Collection entries:
------------------------------------

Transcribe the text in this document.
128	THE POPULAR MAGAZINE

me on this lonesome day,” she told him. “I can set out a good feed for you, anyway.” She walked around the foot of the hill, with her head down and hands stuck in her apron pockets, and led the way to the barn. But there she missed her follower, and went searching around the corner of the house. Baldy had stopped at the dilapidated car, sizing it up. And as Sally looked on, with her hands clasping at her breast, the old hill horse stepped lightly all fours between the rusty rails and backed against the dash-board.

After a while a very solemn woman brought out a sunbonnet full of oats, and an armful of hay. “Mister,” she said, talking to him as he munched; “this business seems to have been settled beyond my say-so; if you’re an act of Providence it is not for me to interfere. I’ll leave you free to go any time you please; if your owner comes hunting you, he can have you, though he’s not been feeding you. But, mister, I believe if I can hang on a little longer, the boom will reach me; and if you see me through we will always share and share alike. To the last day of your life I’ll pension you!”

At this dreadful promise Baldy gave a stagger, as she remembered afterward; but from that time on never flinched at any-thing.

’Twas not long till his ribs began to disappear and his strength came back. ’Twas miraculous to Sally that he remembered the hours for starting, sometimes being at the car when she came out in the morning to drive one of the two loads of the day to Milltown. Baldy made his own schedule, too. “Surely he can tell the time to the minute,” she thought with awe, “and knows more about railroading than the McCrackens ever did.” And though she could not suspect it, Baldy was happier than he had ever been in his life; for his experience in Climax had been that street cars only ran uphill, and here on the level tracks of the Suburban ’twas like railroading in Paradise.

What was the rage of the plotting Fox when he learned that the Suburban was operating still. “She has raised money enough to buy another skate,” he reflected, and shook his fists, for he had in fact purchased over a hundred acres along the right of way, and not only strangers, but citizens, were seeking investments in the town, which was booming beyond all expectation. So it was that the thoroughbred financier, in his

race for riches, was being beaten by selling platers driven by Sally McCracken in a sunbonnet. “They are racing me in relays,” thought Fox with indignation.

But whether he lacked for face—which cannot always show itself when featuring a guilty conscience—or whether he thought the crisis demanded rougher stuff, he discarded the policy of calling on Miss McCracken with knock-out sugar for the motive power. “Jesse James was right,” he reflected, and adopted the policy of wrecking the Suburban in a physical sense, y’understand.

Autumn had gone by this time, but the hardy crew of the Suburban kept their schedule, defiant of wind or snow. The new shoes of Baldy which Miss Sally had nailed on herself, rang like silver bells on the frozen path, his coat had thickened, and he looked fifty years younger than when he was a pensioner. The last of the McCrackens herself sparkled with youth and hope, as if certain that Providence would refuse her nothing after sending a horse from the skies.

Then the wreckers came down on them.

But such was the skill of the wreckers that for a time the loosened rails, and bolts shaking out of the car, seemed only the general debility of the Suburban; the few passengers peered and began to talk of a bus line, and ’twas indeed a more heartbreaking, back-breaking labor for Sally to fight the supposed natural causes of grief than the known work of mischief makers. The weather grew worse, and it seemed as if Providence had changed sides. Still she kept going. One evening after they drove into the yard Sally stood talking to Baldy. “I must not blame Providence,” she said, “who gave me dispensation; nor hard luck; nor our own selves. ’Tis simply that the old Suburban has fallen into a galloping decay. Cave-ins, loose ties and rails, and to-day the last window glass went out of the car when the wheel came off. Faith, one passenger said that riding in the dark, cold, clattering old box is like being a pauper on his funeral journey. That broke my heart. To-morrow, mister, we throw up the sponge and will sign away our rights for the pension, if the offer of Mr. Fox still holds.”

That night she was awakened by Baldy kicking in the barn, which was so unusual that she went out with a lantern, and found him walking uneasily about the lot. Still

------------------------------------

Write out the records above again, keeping each one identical to the original.

Exercise solution
Transcribe the text in this document.
128	THE POPULAR MAGAZINE

me on this lonesome day,” she told him. “I can set out a good feed for you, anyway.” She walked around the foot of the hill, with her head down and hands stuck in her apron pockets, and led the way to the barn. But there she missed her follower, and went searching around the corner of the house. Baldy had stopped at the dilapidated car, sizing it up. And as Sally looked on, with her hands clasping at her breast, the old hill horse stepped lightly all fours between the rusty rails and backed against the dash-board.

After a while a very solemn woman brought out a sunbonnet full of oats, and an armful of hay. “Mister,” she said, talking to him as he munched; “this business seems to have been settled beyond my say-so; if you’re an act of Providence it is not for me to interfere. I’ll leave you free to go any time you please; if your owner comes hunting you, he can have you, though he’s not been feeding you. But, mister, I believe if I can hang on a little longer, the boom will reach me; and if you see me through we will always share and share alike. To the last day of your life I’ll pension you!”

At this dreadful promise Baldy gave a stagger, as she remembered afterward; but from that time on never flinched at any-thing.

’Twas not long till his ribs began to disappear and his strength came back. ’Twas miraculous to Sally that he remembered the hours for starting, sometimes being at the car when she came out in the morning to drive one of the two loads of the day to Milltown. Baldy made his own schedule, too. “Surely he can tell the time to the minute,” she thought with awe, “and knows more about railroading than the McCrackens ever did.” And though she could not suspect it, Baldy was happier than he had ever been in his life; for his experience in Climax had been that street cars only ran uphill, and here on the level tracks of the Suburban ’twas like railroading in Paradise.

What was the rage of the plotting Fox when he learned that the Suburban was operating still. “She has raised money enough to buy another skate,” he reflected, and shook his fists, for he had in fact purchased over a hundred acres along the right of way, and not only strangers, but citizens, were seeking investments in the town, which was booming beyond all expectation. So it was that the thoroughbred financier, in his

race for riches, was being beaten by selling platers driven by Sally McCracken in a sunbonnet. “They are racing me in relays,” thought Fox with indignation.

But whether he lacked for face—which cannot always show itself when featuring a guilty conscience—or whether he thought the crisis demanded rougher stuff, he discarded the policy of calling on Miss McCracken with knock-out sugar for the motive power. “Jesse James was right,” he reflected, and adopted the policy of wrecking the Suburban in a physical sense, y’understand.

Autumn had gone by this time, but the hardy crew of the Suburban kept their schedule, defiant of wind or snow. The new shoes of Baldy which Miss Sally had nailed on herself, rang like silver bells on the frozen path, his coat had thickened, and he looked fifty years younger than when he was a pensioner. The last of the McCrackens herself sparkled with youth and hope, as if certain that Providence would refuse her nothing after sending a horse from the skies.

Then the wreckers came down on them.

But such was the skill of the wreckers that for a time the loosened rails, and bolts shaking out of the car, seemed only the general debility of the Suburban; the few passengers peered and began to talk of a bus line, and ’twas indeed a more heartbreaking, back-breaking labor for Sally to fight the supposed natural causes of grief than the known work of mischief makers. The weather grew worse, and it seemed as if Providence had changed sides. Still she kept going. One evening after they drove into the yard Sally stood talking to Baldy. “I must not blame Providence,” she said, “who gave me dispensation; nor hard luck; nor our own selves. ’Tis simply that the old Suburban has fallen into a galloping decay. Cave-ins, loose ties and rails, and to-day the last window glass went out of the car when the wheel came off. Faith, one passenger said that riding in the dark, cold, clattering old box is like being a pauper on his funeral journey. That broke my heart. To-morrow, mister, we throw up the sponge and will sign away our rights for the pension, if the offer of Mr. Fox still holds.”

That night she was awakened by Baldy kicking in the barn, which was so unusual that she went out with a lantern, and found him walking uneasily about the lot. Still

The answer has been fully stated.